** Start EXERCISE INPUT **

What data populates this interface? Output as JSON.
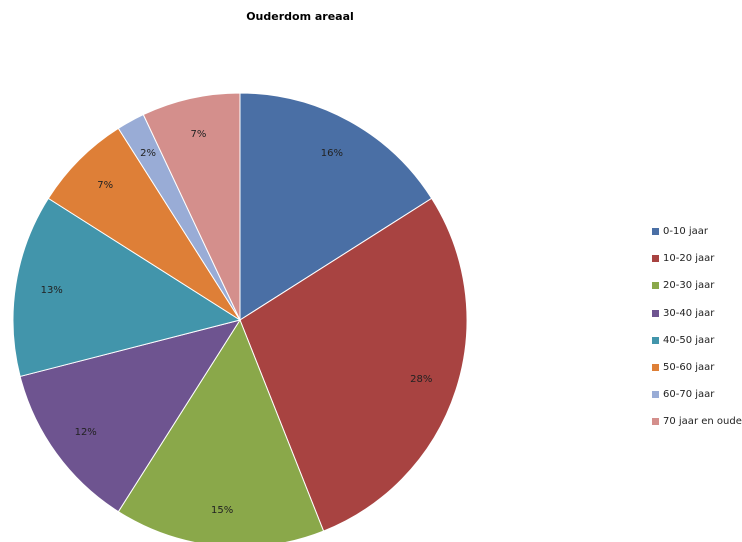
{
  "chart_data": {
    "type": "pie",
    "title": "Ouderdom areaal",
    "categories": [
      "0-10 jaar",
      "10-20 jaar",
      "20-30 jaar",
      "30-40 jaar",
      "40-50 jaar",
      "50-60 jaar",
      "60-70 jaar",
      "70 jaar en ouder"
    ],
    "values": [
      16,
      28,
      15,
      12,
      13,
      7,
      2,
      7
    ],
    "labels": [
      "16%",
      "28%",
      "15%",
      "12%",
      "13%",
      "7%",
      "2%",
      "7%"
    ],
    "colors": [
      "#4a6fa5",
      "#a84341",
      "#8aa84a",
      "#6e5490",
      "#4295ab",
      "#de7f37",
      "#99acd6",
      "#d48f8c"
    ],
    "legend_position": "right"
  }
}
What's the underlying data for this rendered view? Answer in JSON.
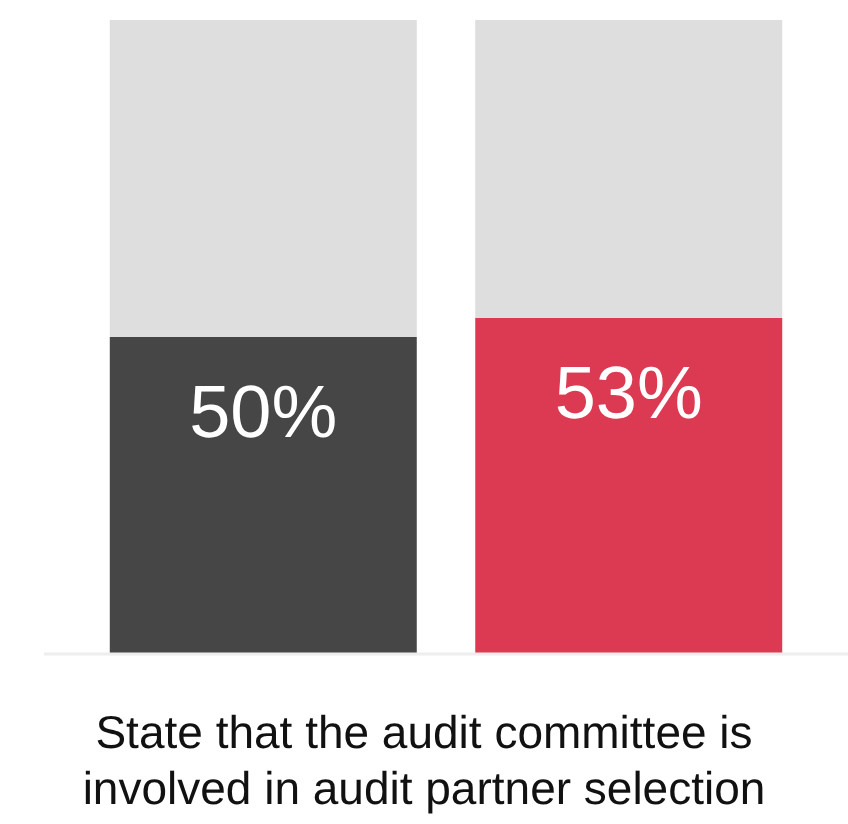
{
  "chart_data": {
    "type": "bar",
    "stacked": true,
    "categories": [
      null,
      null
    ],
    "xlabel": "State that the audit committee is involved in audit partner selection",
    "ylim": [
      0,
      100
    ],
    "series": [
      {
        "colors": [
          "#464646",
          "#dc3a52"
        ],
        "values": [
          50,
          53
        ],
        "value_labels": [
          "50%",
          "53%"
        ]
      },
      {
        "color": "#dedede",
        "values": [
          50,
          47
        ]
      }
    ]
  }
}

** End EXERCISE INPUT **

-- THE PROBLEM --
Return only those lines of the records that contain the string "What".

-- EXERCISE RESPONSE --
What data populates this interface? Output as JSON.
What's the underlying data for this rendered view? Answer in JSON.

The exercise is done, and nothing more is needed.